SHORT PROBLEM →
Convert every line of the records below into a JSON array of strings, one string per line, with blank lines omitted.

RAW RECORDS →
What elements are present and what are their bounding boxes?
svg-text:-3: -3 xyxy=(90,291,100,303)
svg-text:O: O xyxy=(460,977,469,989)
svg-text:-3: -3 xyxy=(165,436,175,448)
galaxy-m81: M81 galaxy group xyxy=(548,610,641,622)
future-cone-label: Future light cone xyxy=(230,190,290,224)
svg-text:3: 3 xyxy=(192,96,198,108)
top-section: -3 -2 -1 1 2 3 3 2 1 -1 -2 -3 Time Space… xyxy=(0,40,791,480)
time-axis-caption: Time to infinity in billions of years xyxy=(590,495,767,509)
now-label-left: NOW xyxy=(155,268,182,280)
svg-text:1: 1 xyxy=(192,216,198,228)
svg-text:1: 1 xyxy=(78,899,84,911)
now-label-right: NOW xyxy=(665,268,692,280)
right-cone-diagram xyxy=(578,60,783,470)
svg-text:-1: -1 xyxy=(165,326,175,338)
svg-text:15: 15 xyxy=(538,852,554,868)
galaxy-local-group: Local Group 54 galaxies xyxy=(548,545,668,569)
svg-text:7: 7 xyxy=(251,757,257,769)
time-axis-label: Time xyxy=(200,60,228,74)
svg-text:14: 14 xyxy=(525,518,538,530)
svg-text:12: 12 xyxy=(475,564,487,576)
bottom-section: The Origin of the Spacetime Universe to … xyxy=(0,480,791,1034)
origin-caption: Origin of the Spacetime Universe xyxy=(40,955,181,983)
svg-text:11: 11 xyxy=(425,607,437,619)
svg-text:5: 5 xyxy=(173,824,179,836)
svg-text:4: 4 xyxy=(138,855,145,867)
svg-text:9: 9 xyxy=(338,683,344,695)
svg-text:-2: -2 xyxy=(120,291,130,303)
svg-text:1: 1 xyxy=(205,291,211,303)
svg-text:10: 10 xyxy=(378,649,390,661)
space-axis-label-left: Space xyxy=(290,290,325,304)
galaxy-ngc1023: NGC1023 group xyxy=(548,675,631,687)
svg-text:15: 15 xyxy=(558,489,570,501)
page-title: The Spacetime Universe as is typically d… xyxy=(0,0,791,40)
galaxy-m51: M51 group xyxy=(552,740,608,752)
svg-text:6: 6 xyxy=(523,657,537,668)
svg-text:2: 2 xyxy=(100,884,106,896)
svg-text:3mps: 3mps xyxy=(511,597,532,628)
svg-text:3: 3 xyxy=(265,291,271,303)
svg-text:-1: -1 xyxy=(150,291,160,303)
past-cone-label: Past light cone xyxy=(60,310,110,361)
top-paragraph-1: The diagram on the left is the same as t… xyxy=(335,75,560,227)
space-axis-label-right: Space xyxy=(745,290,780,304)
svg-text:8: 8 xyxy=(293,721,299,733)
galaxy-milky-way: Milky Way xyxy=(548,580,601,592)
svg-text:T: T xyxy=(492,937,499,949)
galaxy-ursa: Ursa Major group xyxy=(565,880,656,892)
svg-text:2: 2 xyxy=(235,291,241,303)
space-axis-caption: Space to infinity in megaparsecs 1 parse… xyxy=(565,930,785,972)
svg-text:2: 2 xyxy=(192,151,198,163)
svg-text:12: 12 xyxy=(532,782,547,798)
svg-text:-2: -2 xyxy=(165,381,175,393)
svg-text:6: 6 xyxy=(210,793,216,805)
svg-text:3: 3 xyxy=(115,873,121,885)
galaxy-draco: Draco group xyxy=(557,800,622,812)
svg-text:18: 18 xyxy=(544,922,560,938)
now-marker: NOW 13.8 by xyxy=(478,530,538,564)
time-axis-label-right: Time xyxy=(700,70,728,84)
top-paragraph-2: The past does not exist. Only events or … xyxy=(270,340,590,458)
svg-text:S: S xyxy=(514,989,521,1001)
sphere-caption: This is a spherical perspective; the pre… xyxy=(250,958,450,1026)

COMPLETE RESPONSE →
[
  "What elements are present and what are their bounding boxes?",
  "svg-text:-3: -3 xyxy=(90,291,100,303)",
  "svg-text:O: O xyxy=(460,977,469,989)",
  "svg-text:-3: -3 xyxy=(165,436,175,448)",
  "galaxy-m81: M81 galaxy group xyxy=(548,610,641,622)",
  "future-cone-label: Future light cone xyxy=(230,190,290,224)",
  "svg-text:3: 3 xyxy=(192,96,198,108)",
  "top-section: -3 -2 -1 1 2 3 3 2 1 -1 -2 -3 Time Space… xyxy=(0,40,791,480)",
  "time-axis-caption: Time to infinity in billions of years xyxy=(590,495,767,509)",
  "now-label-left: NOW xyxy=(155,268,182,280)",
  "svg-text:1: 1 xyxy=(192,216,198,228)",
  "svg-text:1: 1 xyxy=(78,899,84,911)",
  "now-label-right: NOW xyxy=(665,268,692,280)",
  "right-cone-diagram xyxy=(578,60,783,470)",
  "svg-text:-1: -1 xyxy=(165,326,175,338)",
  "svg-text:15: 15 xyxy=(538,852,554,868)",
  "galaxy-local-group: Local Group 54 galaxies xyxy=(548,545,668,569)",
  "svg-text:7: 7 xyxy=(251,757,257,769)",
  "time-axis-label: Time xyxy=(200,60,228,74)",
  "svg-text:14: 14 xyxy=(525,518,538,530)",
  "svg-text:12: 12 xyxy=(475,564,487,576)",
  "bottom-section: The Origin of the Spacetime Universe to … xyxy=(0,480,791,1034)",
  "origin-caption: Origin of the Spacetime Universe xyxy=(40,955,181,983)",
  "svg-text:11: 11 xyxy=(425,607,437,619)",
  "svg-text:5: 5 xyxy=(173,824,179,836)",
  "svg-text:4: 4 xyxy=(138,855,145,867)",
  "svg-text:9: 9 xyxy=(338,683,344,695)",
  "svg-text:-2: -2 xyxy=(120,291,130,303)",
  "svg-text:1: 1 xyxy=(205,291,211,303)",
  "svg-text:10: 10 xyxy=(378,649,390,661)",
  "space-axis-label-left: Space xyxy=(290,290,325,304)",
  "galaxy-ngc1023: NGC1023 group xyxy=(548,675,631,687)",
  "svg-text:15: 15 xyxy=(558,489,570,501)",
  "page-title: The Spacetime Universe as is typically d… xyxy=(0,0,791,40)",
  "galaxy-m51: M51 group xyxy=(552,740,608,752)",
  "svg-text:6: 6 xyxy=(523,657,537,668)",
  "svg-text:2: 2 xyxy=(100,884,106,896)",
  "svg-text:3mps: 3mps xyxy=(511,597,532,628)",
  "svg-text:3: 3 xyxy=(265,291,271,303)",
  "svg-text:-1: -1 xyxy=(150,291,160,303)",
  "past-cone-label: Past light cone xyxy=(60,310,110,361)",
  "top-paragraph-1: The diagram on the left is the same as t… xyxy=(335,75,560,227)",
  "space-axis-label-right: Space xyxy=(745,290,780,304)",
  "svg-text:8: 8 xyxy=(293,721,299,733)",
  "galaxy-milky-way: Milky Way xyxy=(548,580,601,592)",
  "svg-text:T: T xyxy=(492,937,499,949)",
  "galaxy-ursa: Ursa Major group xyxy=(565,880,656,892)",
  "svg-text:2: 2 xyxy=(235,291,241,303)",
  "space-axis-caption: Space to infinity in megaparsecs 1 parse… xyxy=(565,930,785,972)",
  "svg-text:2: 2 xyxy=(192,151,198,163)",
  "svg-text:12: 12 xyxy=(532,782,547,798)",
  "svg-text:-2: -2 xyxy=(165,381,175,393)",
  "svg-text:6: 6 xyxy=(210,793,216,805)",
  "svg-text:3: 3 xyxy=(115,873,121,885)",
  "galaxy-draco: Draco group xyxy=(557,800,622,812)",
  "svg-text:18: 18 xyxy=(544,922,560,938)",
  "now-marker: NOW 13.8 by xyxy=(478,530,538,564)",
  "time-axis-label-right: Time xyxy=(700,70,728,84)",
  "top-paragraph-2: The past does not exist. Only events or … xyxy=(270,340,590,458)",
  "svg-text:S: S xyxy=(514,989,521,1001)",
  "sphere-caption: This is a spherical perspective; the pre… xyxy=(250,958,450,1026)"
]